PARTS OF THE EXERCISE:
A - Summarize the passage about Zopp's "Erratics" series in two sentences.
B - Copy the listing verbatim, from its first line through the line containing "option-c: C 便携机 (120, 793, 174, 808)", with both ends included.

SELECTED TEXT:
In her “Erratics” series, Zopp translates the coastal landscape. The Maine landscape has profoundly influenced her approach to shape-making. The coast, which at different times was subjected to continental rifts, earthquakes and volcanos, and the active, crafting hand of the ocean, contains a secret language, according to Zopp.

 

This has been essential to her sculptural explorations. Through epiphanic moments and the physical logic of sculpture, she uses art to decode the hidden language, and by decoding it, come to understand her experience of nature, the earth and the human relationship to the earth.

 

“Erratics,” which was featured at the Portland Museum of Art, Center for Maine Contemporary Art and the University of Southern Maine, invites viewers into another world and reality.

 

“People move through an installation as a landscape,” Zopp said.

 

For her, the installation generates questions and forces the viewer to engage on a different level with the hope they will depart with a new way of deciphering their experience of nature.

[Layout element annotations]

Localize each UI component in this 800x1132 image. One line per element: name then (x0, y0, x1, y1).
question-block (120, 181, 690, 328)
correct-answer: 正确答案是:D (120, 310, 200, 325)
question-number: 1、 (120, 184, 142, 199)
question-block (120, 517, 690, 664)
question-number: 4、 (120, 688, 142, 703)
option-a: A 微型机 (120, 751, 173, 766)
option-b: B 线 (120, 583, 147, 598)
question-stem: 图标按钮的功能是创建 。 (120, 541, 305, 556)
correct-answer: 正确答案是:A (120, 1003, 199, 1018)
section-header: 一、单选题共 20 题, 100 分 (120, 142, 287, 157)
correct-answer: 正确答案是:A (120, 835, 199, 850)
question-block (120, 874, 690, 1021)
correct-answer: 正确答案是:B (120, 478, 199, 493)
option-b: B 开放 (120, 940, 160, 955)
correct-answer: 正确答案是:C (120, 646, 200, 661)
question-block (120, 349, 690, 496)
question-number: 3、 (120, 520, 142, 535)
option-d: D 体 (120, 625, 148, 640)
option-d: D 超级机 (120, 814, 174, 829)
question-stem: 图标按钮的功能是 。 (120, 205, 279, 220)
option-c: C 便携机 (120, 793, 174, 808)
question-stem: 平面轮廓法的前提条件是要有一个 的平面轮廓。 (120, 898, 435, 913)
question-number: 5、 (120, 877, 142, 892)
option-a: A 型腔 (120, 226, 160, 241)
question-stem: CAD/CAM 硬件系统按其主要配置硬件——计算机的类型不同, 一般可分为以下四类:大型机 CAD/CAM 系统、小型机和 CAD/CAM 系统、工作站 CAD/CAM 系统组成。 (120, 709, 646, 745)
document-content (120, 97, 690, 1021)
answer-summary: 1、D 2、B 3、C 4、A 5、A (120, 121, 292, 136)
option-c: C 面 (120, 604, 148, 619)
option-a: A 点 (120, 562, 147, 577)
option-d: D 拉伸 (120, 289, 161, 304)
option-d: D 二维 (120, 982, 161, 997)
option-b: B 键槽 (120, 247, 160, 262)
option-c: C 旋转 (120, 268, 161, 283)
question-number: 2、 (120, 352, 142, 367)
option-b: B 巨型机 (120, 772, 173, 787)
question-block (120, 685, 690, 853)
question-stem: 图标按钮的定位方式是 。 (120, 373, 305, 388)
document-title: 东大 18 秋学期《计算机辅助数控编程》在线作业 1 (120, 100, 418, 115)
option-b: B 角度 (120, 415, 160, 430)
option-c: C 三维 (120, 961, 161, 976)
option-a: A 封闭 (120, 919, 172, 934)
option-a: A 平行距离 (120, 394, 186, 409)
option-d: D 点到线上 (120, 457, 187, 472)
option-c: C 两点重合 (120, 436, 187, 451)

LIST OF SOLUTIONS:
A - In her "Erratics" series, Zopp translates the Maine coastal landscape, whose secret language she decodes through sculpture to understand her experience of nature and the human relationship to the earth. Shown at the Portland Museum of Art, the Center for Maine Contemporary Art and the University of Southern Maine, the installation invites viewers to move through it as a landscape, in the hope that they leave with a new way of deciphering their experience of nature.

B -
Localize each UI component in this 800x1132 image. One line per element: name then (x0, y0, x1, y1).
question-block (120, 181, 690, 328)
correct-answer: 正确答案是:D (120, 310, 200, 325)
question-number: 1、 (120, 184, 142, 199)
question-block (120, 517, 690, 664)
question-number: 4、 (120, 688, 142, 703)
option-a: A 微型机 (120, 751, 173, 766)
option-b: B 线 (120, 583, 147, 598)
question-stem: 图标按钮的功能是创建 。 (120, 541, 305, 556)
correct-answer: 正确答案是:A (120, 1003, 199, 1018)
section-header: 一、单选题共 20 题, 100 分 (120, 142, 287, 157)
correct-answer: 正确答案是:A (120, 835, 199, 850)
question-block (120, 874, 690, 1021)
correct-answer: 正确答案是:B (120, 478, 199, 493)
option-b: B 开放 (120, 940, 160, 955)
correct-answer: 正确答案是:C (120, 646, 200, 661)
question-block (120, 349, 690, 496)
question-number: 3、 (120, 520, 142, 535)
option-d: D 体 (120, 625, 148, 640)
option-d: D 超级机 (120, 814, 174, 829)
question-stem: 图标按钮的功能是 。 (120, 205, 279, 220)
option-c: C 便携机 (120, 793, 174, 808)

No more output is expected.